● What you have to do:
The entries below should be output exactly as written.

● Given entries:

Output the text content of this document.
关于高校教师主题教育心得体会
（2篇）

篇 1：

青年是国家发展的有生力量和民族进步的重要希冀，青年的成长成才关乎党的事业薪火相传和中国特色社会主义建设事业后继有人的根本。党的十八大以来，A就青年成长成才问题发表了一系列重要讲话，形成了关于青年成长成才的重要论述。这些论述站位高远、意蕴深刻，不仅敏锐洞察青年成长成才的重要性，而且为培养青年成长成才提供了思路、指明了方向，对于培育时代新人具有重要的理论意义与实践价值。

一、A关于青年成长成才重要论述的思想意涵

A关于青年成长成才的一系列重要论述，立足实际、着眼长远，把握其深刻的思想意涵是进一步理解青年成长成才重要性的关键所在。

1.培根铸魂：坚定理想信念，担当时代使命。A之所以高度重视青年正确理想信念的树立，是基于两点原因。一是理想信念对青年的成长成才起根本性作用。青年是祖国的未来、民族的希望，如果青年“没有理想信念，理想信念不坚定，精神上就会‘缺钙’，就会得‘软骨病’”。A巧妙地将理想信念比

● Completed task:
Output the text content of this document.
关于高校教师主题教育心得体会
（2篇）

篇 1：

青年是国家发展的有生力量和民族进步的重要希冀，青年的成长成才关乎党的事业薪火相传和中国特色社会主义建设事业后继有人的根本。党的十八大以来，A就青年成长成才问题发表了一系列重要讲话，形成了关于青年成长成才的重要论述。这些论述站位高远、意蕴深刻，不仅敏锐洞察青年成长成才的重要性，而且为培养青年成长成才提供了思路、指明了方向，对于培育时代新人具有重要的理论意义与实践价值。

一、A关于青年成长成才重要论述的思想意涵

A关于青年成长成才的一系列重要论述，立足实际、着眼长远，把握其深刻的思想意涵是进一步理解青年成长成才重要性的关键所在。

1.培根铸魂：坚定理想信念，担当时代使命。A之所以高度重视青年正确理想信念的树立，是基于两点原因。一是理想信念对青年的成长成才起根本性作用。青年是祖国的未来、民族的希望，如果青年“没有理想信念，理想信念不坚定，精神上就会‘缺钙’，就会得‘软骨病’”。A巧妙地将理想信念比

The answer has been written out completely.